● Supplied passage:

——————

A rich retelling of FDR’s plan to pack the Supreme Court after it shreds portions of his New Deal
See if you can guess what year it is. The economy is in turmoil. Bankers are public enemy No. 1. A popular president pursues reform and is accused of being a socialist. The US Supreme Court is deeply divided; a wishy-washy milquetoast swings in the center while a “tempestuous old buzzard” perches on the far right, speaking “his mind freely and somewhat bluntly — as children do.” At the State of the Union, the president scolds the court for protecting the rights of large corporations at the expense of individuals. The
That’s right — the answer is 1937. Joe DiMaggio and Lou Gehrig led the Yankees attack, while Justices Owen Roberts and James McReynolds occupied the roles currently played by Anthony Kennedy and Antonin Scalia. Franklin Delano Roosevelt pursued his New Deal to pull the country out of the Great Depression. The court invoked the Constitution to strike down key parts of FDR’s program. FDR responded by publicly berating the court and proposing to pack it full of justices sympathetic to reform.
The battle between FDR and the Supreme Court is the subject of Jeff Shesol’s superb new book, “Supreme Power: Franklin Roosevelt vs. the Supreme Court.’’ Shesol is a former speechwriter for Bill Clinton and the author of “Mutual Contempt,’’ a study of the bitter relationship between Lyndon Johnson and Robert F. Kennedy. In “Supreme Power,’’ Shesol has provided a blow-by-blow account of the tension that blossomed between FDR and the court in 1935 and came to a head with FDR’s proposed court-packing scheme two years later.
“Blow by blow” might be a bit of an understatement. The detail in this giant brick of a book is extraordinary. This is no dry scholar’s account of historical events. Shesol is a terrific storyteller, and he brings the book’s events to life by taking the reader inside the key places where the constitutional conflict took shape — the courtroom where the major decisions were announced, the smoky meetings where Roosevelt and his advisers hatched the court-packing plan, the halls of Congress where FDR’s supporters and opponents battled for legislative supremacy.
Shesol’s book appeals to the senses. We don’t just learn that there was a dinner; we learn what was served (filet of sole and green peas at the White House’s annual dinner for members of the judiciary; blue crabs and cold beer at Roosevelt’s island retreat for fellow Democrats). People do not go quietly about their business. Fists are pounded and smashed, gavels are shattered, “war whoops” are emitted, factories whistle “joyous shrieks,” and when the court announces that one of the New Deal’s most crucial statutes is unconstitutional, the crowd takes a “sharp, audible intake of breath” and a young man shouts “Hot dog!”
The framers of our Constitution created three branches of government to check and balance each other because they were terrified of concentrated power. Nothing risked tyranny more, figured these wise men, than the prospect of a single institution or person — say, a king — that could exercise unchecked authority. But as the events of the mid-1930s make clear, separation of powers is not always positive. In times of crisis, when quick and decisive action must be taken to preserve the nation’s well-being, a government with many power centers can seem like a real drag.

——————

● Problems:
a. In the book review, write out the passage from "The framers of" up to and including "a real drag.", replacing "framers" with "founders".
b. Answer these questions about the book review:
(i) Which president did Shesol once write speeches for?
(ii) What was served at the White House's annual dinner for members of the judiciary?
(iii) In the guessing game at the start, what year turns out to be the answer?
c. Please continue the review of Shesol's book on FDR and the Supreme Court from its last sentence.

● Supplied entries:
——————

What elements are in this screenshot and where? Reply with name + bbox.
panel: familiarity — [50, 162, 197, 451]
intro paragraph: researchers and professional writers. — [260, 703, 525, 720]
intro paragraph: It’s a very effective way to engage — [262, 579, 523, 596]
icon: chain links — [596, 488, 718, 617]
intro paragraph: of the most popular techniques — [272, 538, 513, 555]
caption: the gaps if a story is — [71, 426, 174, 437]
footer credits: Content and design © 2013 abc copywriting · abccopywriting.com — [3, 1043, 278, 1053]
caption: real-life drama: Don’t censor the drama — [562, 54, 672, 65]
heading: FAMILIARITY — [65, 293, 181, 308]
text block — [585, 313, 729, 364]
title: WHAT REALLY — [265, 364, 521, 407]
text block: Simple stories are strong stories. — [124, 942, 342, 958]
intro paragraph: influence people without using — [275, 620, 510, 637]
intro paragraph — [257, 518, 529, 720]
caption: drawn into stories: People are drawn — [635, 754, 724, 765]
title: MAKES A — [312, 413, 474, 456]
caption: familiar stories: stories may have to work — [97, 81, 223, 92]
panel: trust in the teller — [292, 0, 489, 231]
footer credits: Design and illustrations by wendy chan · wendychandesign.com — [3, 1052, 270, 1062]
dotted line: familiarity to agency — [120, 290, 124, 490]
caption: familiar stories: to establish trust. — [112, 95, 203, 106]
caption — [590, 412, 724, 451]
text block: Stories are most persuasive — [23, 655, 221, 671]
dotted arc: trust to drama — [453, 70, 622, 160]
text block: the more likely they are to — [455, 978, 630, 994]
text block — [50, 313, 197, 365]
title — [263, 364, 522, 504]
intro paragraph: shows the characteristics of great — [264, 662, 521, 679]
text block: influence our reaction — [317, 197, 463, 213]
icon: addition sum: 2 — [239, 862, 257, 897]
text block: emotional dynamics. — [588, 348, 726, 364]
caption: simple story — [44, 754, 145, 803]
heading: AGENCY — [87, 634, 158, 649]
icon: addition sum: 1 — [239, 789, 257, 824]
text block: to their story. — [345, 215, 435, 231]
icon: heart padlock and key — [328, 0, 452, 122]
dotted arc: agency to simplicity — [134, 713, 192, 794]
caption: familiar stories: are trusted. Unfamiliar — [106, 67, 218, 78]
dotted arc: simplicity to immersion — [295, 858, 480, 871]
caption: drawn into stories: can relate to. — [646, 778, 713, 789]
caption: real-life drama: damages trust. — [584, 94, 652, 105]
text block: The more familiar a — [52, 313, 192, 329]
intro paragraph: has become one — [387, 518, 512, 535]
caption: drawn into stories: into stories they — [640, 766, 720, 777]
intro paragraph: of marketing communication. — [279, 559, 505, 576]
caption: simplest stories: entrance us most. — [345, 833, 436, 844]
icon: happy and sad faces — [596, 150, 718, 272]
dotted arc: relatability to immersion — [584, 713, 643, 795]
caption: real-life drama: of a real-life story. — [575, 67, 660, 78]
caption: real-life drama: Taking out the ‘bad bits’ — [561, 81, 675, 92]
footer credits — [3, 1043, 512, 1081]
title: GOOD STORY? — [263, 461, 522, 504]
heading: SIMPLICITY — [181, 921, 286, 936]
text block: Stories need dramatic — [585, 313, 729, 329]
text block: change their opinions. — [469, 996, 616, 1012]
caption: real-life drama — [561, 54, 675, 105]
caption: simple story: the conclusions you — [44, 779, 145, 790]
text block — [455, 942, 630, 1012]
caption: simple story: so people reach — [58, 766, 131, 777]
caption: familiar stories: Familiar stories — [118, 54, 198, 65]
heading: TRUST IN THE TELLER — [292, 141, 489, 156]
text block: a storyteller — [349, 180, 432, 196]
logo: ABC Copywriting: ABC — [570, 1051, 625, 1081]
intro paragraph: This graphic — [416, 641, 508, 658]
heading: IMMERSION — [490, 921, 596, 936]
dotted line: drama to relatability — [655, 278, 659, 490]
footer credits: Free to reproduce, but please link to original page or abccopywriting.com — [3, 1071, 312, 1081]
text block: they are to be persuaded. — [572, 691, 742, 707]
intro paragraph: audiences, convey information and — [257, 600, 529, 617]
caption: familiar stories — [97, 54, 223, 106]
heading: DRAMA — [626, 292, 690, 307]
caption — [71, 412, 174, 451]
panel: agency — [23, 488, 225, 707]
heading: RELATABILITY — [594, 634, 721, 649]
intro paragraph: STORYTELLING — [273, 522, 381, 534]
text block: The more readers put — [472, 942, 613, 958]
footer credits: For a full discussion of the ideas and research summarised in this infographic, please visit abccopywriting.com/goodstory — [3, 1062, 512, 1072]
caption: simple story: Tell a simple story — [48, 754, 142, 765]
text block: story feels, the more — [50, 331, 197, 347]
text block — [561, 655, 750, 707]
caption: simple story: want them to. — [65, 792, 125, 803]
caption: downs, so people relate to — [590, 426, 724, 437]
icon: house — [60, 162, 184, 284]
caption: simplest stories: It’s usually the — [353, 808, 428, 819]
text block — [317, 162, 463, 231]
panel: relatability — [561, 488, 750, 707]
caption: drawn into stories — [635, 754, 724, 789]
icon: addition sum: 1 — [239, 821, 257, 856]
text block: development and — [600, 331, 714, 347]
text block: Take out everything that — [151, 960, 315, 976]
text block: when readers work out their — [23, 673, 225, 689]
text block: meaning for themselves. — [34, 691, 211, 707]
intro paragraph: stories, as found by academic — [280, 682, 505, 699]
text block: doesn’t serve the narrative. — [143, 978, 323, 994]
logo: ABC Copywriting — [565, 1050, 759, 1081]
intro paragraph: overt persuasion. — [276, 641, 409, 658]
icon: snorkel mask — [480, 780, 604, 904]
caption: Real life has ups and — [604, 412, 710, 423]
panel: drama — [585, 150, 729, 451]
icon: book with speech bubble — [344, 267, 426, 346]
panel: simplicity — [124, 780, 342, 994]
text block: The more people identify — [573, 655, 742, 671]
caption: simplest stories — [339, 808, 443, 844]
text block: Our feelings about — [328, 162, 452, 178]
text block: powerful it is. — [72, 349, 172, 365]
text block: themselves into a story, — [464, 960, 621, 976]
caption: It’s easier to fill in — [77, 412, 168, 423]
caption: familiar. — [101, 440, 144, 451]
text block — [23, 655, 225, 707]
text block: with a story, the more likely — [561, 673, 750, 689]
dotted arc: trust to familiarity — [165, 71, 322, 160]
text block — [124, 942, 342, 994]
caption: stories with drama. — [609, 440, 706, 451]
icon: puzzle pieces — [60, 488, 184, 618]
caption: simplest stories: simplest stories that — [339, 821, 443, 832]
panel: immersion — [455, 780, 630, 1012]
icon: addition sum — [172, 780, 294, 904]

——————

● Task answers:
a.
The founders of our Constitution created three branches of government to check and balance each other because they were terrified of concentrated power. Nothing risked tyranny more, figured these wise men, than the prospect of a single institution or person — say, a king — that could exercise unchecked authority. But as the events of the mid-1930s make clear, separation of powers is not always positive. In times of crisis, when quick and decisive action must be taken to preserve the nation’s well-being, a government with many power centers can seem like a real drag.

b.
(i) Bill Clinton
(ii) Filet of sole and green peas
(iii) 1937

c.
At least it seemed that way to FDR. The president’s plan was a bill that would have added one justice to the court for every sitting justice reaching the age of 70 who refused to retire.
Shesol details FDR’s mishandling of the bill — the president miscalculated the political costs of keeping his plan secret until the last moment and unwisely defended it as a corrective for the justices’ advanced age rather than their conservative judicial views — and concludes, as others have, that FDR’s hubris had much to do with the bill’s ultimate failure. Still, though, Shesol ultimately defends Roosevelt. “Pride does not always result in a fall,” Shesol writes. “If the Court plan was the product of hubris, then so, in a real sense, was the entire New Deal.”
The last straw for the court-packing bill came when swing Justice Owen Roberts voted to uphold a state minimum wage law, thus signaling that the court had moved definitively to the left. Scholars have long debated whether this “switch in time that saved nine” was a result of the pressure that FDR put on the court. Many see the shift instead as having nothing to do with outside forces; one member of this camp has memorably suggested that the court’s leftward shift could just as easily be chalked up to the Yankee’s successful 1936 season as to anything that FDR did. Shesol raises this debate but wisely stays mostly clear of it, suggesting only that the court’s switch was likely the result of a complex amalgamation of internal and external forces.
In the wake of President Obama’s State of the Union rebuke of the court, the blogosphere is now abuzz with comparisons between Obama and Roosevelt, with some even raising the possibility that Obama will seek to introduce a court-packing plan of his own. Unlikely, of course. Also, perhaps, unnecessary. After all, the Bronx Bombers did win the World Series again last year. Something good has to come of that, doesn’t it?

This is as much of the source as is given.